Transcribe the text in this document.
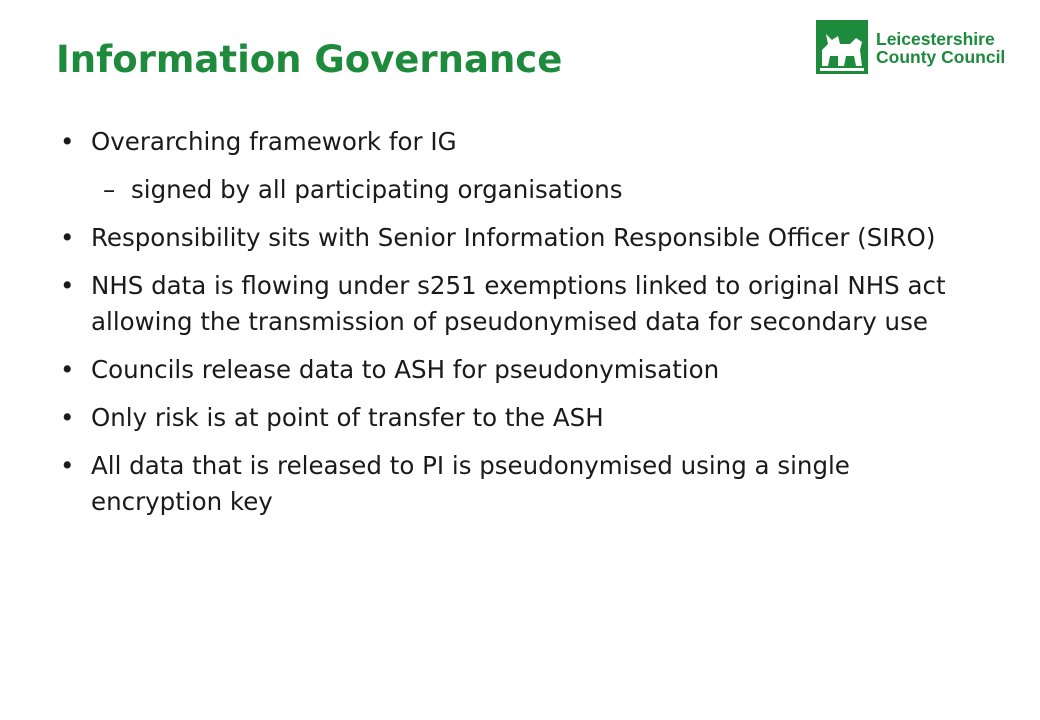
Information Governance	Leicestershire
County Council
• Overarching framework for IG
– signed by all participating organisations
• Responsibility sits with Senior Information Responsible Officer (SIRO)
• NHS data is flowing under s251 exemptions linked to original NHS act allowing the transmission of pseudonymised data for secondary use
• Councils release data to ASH for pseudonymisation
• Only risk is at point of transfer to the ASH
• All data that is released to PI is pseudonymised using a single encryption key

BRIEF
Write out each line again precisely as it appears, skipping every picture.

EXERCISE ANSWER
Transcribe the text in this document.
Information Governance	Leicestershire
County Council
• Overarching framework for IG
– signed by all participating organisations
• Responsibility sits with Senior Information Responsible Officer (SIRO)
• NHS data is flowing under s251 exemptions linked to original NHS act allowing the transmission of pseudonymised data for secondary use
• Councils release data to ASH for pseudonymisation
• Only risk is at point of transfer to the ASH
• All data that is released to PI is pseudonymised using a single encryption key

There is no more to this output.